== Your task ==
Return the records in full, exactly as given.

### Records for this task

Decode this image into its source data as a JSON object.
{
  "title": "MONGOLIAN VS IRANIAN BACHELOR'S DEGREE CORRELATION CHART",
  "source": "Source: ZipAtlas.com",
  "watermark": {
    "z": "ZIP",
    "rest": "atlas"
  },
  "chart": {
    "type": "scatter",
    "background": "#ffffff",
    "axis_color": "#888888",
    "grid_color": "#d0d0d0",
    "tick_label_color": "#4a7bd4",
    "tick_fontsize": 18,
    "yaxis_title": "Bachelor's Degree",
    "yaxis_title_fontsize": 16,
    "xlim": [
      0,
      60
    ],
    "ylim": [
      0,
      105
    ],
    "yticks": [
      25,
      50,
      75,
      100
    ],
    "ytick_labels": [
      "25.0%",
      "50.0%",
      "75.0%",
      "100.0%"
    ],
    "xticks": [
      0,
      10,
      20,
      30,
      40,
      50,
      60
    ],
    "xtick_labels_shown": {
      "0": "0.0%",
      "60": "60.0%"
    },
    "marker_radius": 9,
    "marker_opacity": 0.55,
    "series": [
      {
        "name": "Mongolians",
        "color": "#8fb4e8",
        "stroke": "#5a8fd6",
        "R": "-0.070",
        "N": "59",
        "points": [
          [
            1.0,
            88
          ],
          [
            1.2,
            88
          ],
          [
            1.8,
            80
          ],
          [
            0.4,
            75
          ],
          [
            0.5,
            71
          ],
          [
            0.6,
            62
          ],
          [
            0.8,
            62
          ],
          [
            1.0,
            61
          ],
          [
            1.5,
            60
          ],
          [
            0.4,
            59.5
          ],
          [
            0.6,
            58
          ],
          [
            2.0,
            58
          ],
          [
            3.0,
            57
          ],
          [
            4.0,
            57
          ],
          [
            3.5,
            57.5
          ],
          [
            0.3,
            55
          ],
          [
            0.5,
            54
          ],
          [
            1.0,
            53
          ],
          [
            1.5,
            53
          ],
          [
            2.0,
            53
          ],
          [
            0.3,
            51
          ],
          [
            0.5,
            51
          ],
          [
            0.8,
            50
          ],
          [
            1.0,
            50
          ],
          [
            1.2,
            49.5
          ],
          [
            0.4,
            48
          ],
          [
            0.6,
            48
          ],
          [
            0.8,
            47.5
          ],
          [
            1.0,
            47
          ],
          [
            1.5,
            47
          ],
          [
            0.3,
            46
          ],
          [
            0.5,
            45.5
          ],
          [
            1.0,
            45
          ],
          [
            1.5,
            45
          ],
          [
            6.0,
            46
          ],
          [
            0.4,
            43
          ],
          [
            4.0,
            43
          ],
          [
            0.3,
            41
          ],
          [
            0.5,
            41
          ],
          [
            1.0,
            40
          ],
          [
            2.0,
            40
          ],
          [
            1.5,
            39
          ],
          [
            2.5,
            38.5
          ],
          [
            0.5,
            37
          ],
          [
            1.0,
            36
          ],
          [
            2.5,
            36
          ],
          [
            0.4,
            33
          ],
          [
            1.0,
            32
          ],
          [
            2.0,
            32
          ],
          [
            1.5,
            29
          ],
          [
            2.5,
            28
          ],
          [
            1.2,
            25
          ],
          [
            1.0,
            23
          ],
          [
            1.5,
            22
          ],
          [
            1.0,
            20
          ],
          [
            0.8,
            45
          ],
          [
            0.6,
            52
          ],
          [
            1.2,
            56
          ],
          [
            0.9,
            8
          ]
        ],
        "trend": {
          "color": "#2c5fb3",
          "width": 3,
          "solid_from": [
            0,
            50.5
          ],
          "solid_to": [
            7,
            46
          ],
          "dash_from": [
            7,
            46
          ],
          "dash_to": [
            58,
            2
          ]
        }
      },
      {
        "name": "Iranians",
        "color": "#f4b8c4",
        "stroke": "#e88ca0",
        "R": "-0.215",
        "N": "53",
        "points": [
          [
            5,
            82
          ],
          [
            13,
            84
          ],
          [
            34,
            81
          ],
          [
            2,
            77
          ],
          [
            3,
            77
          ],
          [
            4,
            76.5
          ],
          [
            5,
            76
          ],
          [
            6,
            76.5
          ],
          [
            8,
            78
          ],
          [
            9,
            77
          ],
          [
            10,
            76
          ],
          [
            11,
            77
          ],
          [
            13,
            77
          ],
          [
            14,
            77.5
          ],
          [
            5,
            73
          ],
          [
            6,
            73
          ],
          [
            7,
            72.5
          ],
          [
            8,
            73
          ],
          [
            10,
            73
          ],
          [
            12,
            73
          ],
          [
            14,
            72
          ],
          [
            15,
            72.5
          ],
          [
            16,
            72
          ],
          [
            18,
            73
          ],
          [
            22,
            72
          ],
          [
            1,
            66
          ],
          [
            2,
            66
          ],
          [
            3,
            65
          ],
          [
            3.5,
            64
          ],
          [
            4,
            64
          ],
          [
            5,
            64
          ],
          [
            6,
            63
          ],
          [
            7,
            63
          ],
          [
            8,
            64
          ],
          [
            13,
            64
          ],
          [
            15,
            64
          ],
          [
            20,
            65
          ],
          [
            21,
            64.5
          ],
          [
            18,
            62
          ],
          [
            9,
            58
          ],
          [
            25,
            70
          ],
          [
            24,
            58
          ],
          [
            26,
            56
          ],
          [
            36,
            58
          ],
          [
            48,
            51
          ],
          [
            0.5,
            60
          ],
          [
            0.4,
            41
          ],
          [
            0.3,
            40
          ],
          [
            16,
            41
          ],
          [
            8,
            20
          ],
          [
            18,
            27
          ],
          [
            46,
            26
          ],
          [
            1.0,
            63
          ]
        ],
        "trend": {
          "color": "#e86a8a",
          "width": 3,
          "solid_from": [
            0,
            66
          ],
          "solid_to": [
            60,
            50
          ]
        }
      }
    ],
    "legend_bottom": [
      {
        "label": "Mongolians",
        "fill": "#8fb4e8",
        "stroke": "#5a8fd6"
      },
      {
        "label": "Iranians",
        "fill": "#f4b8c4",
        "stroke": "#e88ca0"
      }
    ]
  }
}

######

== Solution for this task ==
Decode this image into its source data as a JSON object.
{
  "title": "MONGOLIAN VS IRANIAN BACHELOR'S DEGREE CORRELATION CHART",
  "source": "Source: ZipAtlas.com",
  "watermark": {
    "z": "ZIP",
    "rest": "atlas"
  },
  "chart": {
    "type": "scatter",
    "background": "#ffffff",
    "axis_color": "#888888",
    "grid_color": "#d0d0d0",
    "tick_label_color": "#4a7bd4",
    "tick_fontsize": 18,
    "yaxis_title": "Bachelor's Degree",
    "yaxis_title_fontsize": 16,
    "xlim": [
      0,
      60
    ],
    "ylim": [
      0,
      105
    ],
    "yticks": [
      25,
      50,
      75,
      100
    ],
    "ytick_labels": [
      "25.0%",
      "50.0%",
      "75.0%",
      "100.0%"
    ],
    "xticks": [
      0,
      10,
      20,
      30,
      40,
      50,
      60
    ],
    "xtick_labels_shown": {
      "0": "0.0%",
      "60": "60.0%"
    },
    "marker_radius": 9,
    "marker_opacity": 0.55,
    "series": [
      {
        "name": "Mongolians",
        "color": "#8fb4e8",
        "stroke": "#5a8fd6",
        "R": "-0.070",
        "N": "59",
        "points": [
          [
            1.0,
            88
          ],
          [
            1.2,
            88
          ],
          [
            1.8,
            80
          ],
          [
            0.4,
            75
          ],
          [
            0.5,
            71
          ],
          [
            0.6,
            62
          ],
          [
            0.8,
            62
          ],
          [
            1.0,
            61
          ],
          [
            1.5,
            60
          ],
          [
            0.4,
            59.5
          ],
          [
            0.6,
            58
          ],
          [
            2.0,
            58
          ],
          [
            3.0,
            57
          ],
          [
            4.0,
            57
          ],
          [
            3.5,
            57.5
          ],
          [
            0.3,
            55
          ],
          [
            0.5,
            54
          ],
          [
            1.0,
            53
          ],
          [
            1.5,
            53
          ],
          [
            2.0,
            53
          ],
          [
            0.3,
            51
          ],
          [
            0.5,
            51
          ],
          [
            0.8,
            50
          ],
          [
            1.0,
            50
          ],
          [
            1.2,
            49.5
          ],
          [
            0.4,
            48
          ],
          [
            0.6,
            48
          ],
          [
            0.8,
            47.5
          ],
          [
            1.0,
            47
          ],
          [
            1.5,
            47
          ],
          [
            0.3,
            46
          ],
          [
            0.5,
            45.5
          ],
          [
            1.0,
            45
          ],
          [
            1.5,
            45
          ],
          [
            6.0,
            46
          ],
          [
            0.4,
            43
          ],
          [
            4.0,
            43
          ],
          [
            0.3,
            41
          ],
          [
            0.5,
            41
          ],
          [
            1.0,
            40
          ],
          [
            2.0,
            40
          ],
          [
            1.5,
            39
          ],
          [
            2.5,
            38.5
          ],
          [
            0.5,
            37
          ],
          [
            1.0,
            36
          ],
          [
            2.5,
            36
          ],
          [
            0.4,
            33
          ],
          [
            1.0,
            32
          ],
          [
            2.0,
            32
          ],
          [
            1.5,
            29
          ],
          [
            2.5,
            28
          ],
          [
            1.2,
            25
          ],
          [
            1.0,
            23
          ],
          [
            1.5,
            22
          ],
          [
            1.0,
            20
          ],
          [
            0.8,
            45
          ],
          [
            0.6,
            52
          ],
          [
            1.2,
            56
          ],
          [
            0.9,
            8
          ]
        ],
        "trend": {
          "color": "#2c5fb3",
          "width": 3,
          "solid_from": [
            0,
            50.5
          ],
          "solid_to": [
            7,
            46
          ],
          "dash_from": [
            7,
            46
          ],
          "dash_to": [
            58,
            2
          ]
        }
      },
      {
        "name": "Iranians",
        "color": "#f4b8c4",
        "stroke": "#e88ca0",
        "R": "-0.215",
        "N": "53",
        "points": [
          [
            5,
            82
          ],
          [
            13,
            84
          ],
          [
            34,
            81
          ],
          [
            2,
            77
          ],
          [
            3,
            77
          ],
          [
            4,
            76.5
          ],
          [
            5,
            76
          ],
          [
            6,
            76.5
          ],
          [
            8,
            78
          ],
          [
            9,
            77
          ],
          [
            10,
            76
          ],
          [
            11,
            77
          ],
          [
            13,
            77
          ],
          [
            14,
            77.5
          ],
          [
            5,
            73
          ],
          [
            6,
            73
          ],
          [
            7,
            72.5
          ],
          [
            8,
            73
          ],
          [
            10,
            73
          ],
          [
            12,
            73
          ],
          [
            14,
            72
          ],
          [
            15,
            72.5
          ],
          [
            16,
            72
          ],
          [
            18,
            73
          ],
          [
            22,
            72
          ],
          [
            1,
            66
          ],
          [
            2,
            66
          ],
          [
            3,
            65
          ],
          [
            3.5,
            64
          ],
          [
            4,
            64
          ],
          [
            5,
            64
          ],
          [
            6,
            63
          ],
          [
            7,
            63
          ],
          [
            8,
            64
          ],
          [
            13,
            64
          ],
          [
            15,
            64
          ],
          [
            20,
            65
          ],
          [
            21,
            64.5
          ],
          [
            18,
            62
          ],
          [
            9,
            58
          ],
          [
            25,
            70
          ],
          [
            24,
            58
          ],
          [
            26,
            56
          ],
          [
            36,
            58
          ],
          [
            48,
            51
          ],
          [
            0.5,
            60
          ],
          [
            0.4,
            41
          ],
          [
            0.3,
            40
          ],
          [
            16,
            41
          ],
          [
            8,
            20
          ],
          [
            18,
            27
          ],
          [
            46,
            26
          ],
          [
            1.0,
            63
          ]
        ],
        "trend": {
          "color": "#e86a8a",
          "width": 3,
          "solid_from": [
            0,
            66
          ],
          "solid_to": [
            60,
            50
          ]
        }
      }
    ],
    "legend_bottom": [
      {
        "label": "Mongolians",
        "fill": "#8fb4e8",
        "stroke": "#5a8fd6"
      },
      {
        "label": "Iranians",
        "fill": "#f4b8c4",
        "stroke": "#e88ca0"
      }
    ]
  }
}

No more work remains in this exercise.